> _Collected data_:
'''

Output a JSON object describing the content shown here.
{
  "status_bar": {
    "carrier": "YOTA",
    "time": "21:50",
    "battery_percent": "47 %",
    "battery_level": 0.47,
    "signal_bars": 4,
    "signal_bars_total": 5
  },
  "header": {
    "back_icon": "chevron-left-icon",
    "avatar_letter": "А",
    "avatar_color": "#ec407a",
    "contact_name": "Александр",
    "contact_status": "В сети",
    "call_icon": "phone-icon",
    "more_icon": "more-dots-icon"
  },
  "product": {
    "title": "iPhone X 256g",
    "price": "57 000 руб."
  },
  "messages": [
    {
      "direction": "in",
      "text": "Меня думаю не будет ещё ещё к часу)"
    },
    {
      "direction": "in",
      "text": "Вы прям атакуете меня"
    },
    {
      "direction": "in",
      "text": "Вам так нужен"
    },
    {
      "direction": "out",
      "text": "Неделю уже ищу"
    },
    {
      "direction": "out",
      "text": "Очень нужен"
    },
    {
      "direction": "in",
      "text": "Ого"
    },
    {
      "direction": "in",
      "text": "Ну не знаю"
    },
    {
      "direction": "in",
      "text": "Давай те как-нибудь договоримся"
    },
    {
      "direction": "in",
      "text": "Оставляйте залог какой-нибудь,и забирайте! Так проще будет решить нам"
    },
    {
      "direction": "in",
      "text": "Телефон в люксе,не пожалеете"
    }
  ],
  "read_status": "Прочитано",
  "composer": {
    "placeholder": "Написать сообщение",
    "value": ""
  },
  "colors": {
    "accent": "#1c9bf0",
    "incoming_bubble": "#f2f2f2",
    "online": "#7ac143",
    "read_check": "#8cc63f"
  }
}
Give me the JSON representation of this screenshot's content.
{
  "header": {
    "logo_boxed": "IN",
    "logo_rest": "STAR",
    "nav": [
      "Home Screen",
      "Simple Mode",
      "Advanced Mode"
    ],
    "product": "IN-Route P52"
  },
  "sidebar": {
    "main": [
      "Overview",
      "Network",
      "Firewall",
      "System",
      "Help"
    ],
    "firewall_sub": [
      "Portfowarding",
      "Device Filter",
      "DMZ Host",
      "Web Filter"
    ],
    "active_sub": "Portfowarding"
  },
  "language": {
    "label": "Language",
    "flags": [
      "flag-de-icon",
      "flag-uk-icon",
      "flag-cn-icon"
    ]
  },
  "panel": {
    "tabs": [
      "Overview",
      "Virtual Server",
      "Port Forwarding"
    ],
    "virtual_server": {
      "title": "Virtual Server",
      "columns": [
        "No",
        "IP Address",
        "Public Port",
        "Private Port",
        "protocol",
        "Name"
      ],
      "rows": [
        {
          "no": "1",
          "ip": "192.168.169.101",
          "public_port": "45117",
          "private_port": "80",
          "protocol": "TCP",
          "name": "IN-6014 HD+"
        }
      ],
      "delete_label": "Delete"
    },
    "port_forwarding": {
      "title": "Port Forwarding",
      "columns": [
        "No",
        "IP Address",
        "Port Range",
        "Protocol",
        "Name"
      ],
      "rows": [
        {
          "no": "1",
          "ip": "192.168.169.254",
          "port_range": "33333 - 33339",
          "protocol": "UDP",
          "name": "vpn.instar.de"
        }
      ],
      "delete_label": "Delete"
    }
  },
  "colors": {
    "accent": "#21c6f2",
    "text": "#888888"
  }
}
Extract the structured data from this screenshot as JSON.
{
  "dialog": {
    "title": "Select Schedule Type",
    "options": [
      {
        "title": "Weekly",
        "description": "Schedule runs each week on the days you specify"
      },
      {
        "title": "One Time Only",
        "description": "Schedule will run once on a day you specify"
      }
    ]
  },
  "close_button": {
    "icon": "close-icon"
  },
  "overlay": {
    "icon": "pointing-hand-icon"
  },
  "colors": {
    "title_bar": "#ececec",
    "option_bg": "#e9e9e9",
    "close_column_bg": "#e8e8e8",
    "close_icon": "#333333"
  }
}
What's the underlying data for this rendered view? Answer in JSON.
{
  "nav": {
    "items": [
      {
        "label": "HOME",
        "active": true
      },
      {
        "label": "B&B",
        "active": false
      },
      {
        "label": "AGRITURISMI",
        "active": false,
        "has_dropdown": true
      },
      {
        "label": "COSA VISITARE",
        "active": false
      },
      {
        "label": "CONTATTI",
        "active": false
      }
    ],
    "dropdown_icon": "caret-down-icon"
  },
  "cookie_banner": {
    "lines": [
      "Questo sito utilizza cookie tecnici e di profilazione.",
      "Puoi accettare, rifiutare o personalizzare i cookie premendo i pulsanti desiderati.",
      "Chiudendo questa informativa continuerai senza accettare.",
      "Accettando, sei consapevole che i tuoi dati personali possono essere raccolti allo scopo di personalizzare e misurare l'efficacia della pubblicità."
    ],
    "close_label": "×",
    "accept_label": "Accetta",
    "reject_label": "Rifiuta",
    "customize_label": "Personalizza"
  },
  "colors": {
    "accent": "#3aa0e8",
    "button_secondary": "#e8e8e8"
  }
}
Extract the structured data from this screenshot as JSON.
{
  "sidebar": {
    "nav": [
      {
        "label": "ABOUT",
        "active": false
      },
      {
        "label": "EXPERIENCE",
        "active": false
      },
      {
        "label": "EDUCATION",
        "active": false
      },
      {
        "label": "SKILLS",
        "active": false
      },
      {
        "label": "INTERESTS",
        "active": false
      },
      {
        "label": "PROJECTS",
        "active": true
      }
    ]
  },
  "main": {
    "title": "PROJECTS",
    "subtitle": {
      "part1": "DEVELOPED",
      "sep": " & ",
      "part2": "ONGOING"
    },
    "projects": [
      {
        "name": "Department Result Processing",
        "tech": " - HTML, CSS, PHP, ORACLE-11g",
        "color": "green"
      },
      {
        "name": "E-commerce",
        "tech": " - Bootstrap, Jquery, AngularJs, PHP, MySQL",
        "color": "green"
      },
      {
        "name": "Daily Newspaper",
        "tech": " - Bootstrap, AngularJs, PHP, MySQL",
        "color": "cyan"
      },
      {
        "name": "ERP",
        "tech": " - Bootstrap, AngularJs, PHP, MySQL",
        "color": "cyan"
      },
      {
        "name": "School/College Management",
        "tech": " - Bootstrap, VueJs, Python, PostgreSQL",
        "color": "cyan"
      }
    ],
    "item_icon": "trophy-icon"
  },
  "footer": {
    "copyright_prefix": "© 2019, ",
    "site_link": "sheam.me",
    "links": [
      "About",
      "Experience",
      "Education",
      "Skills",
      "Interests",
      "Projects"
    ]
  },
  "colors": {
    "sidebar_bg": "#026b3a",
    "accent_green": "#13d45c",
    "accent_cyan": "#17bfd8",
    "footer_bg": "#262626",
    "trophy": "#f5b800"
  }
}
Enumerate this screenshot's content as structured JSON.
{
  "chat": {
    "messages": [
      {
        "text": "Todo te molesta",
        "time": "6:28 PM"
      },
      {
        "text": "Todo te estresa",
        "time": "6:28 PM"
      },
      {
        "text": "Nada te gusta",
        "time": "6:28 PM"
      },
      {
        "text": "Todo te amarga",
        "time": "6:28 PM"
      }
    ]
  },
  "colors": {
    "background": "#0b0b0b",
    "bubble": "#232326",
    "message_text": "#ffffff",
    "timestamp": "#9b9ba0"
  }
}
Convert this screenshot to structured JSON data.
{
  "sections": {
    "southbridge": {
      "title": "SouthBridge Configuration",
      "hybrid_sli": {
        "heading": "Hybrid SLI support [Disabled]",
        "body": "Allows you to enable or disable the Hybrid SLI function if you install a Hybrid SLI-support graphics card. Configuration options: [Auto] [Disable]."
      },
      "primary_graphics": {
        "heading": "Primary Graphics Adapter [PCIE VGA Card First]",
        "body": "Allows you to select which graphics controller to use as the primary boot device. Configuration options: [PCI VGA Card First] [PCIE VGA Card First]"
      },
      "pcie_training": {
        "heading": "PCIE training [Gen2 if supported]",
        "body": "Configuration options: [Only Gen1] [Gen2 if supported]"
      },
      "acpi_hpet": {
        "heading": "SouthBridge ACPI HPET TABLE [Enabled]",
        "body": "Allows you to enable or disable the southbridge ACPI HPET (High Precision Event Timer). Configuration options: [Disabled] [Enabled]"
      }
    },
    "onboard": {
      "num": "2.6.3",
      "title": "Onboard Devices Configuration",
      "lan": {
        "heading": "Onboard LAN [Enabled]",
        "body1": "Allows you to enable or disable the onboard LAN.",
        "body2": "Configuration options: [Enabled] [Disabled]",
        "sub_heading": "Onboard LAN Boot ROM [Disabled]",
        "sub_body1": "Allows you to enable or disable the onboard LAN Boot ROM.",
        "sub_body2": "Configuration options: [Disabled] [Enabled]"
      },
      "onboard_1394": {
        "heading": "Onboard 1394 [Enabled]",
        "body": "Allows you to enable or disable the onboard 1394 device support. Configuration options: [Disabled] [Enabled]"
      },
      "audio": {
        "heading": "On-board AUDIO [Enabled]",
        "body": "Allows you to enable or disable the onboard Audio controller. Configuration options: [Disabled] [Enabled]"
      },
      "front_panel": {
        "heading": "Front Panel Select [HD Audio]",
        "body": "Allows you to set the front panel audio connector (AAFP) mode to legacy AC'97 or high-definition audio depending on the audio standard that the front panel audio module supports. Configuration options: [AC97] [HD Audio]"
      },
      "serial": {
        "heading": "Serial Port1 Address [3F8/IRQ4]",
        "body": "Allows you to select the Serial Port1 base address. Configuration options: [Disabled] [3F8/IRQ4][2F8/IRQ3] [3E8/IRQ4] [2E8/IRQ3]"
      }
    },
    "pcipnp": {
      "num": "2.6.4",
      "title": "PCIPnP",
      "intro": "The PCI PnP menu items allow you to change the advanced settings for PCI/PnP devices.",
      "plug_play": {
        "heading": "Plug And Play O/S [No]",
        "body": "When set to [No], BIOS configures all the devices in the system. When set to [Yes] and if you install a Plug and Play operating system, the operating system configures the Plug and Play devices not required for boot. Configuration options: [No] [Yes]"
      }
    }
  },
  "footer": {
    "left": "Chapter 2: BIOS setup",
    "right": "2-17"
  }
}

'''

> _Exercise directions_: Report how many lines hold the string "нибудь", giving the number and nothing else.

> _Exercise output_: 2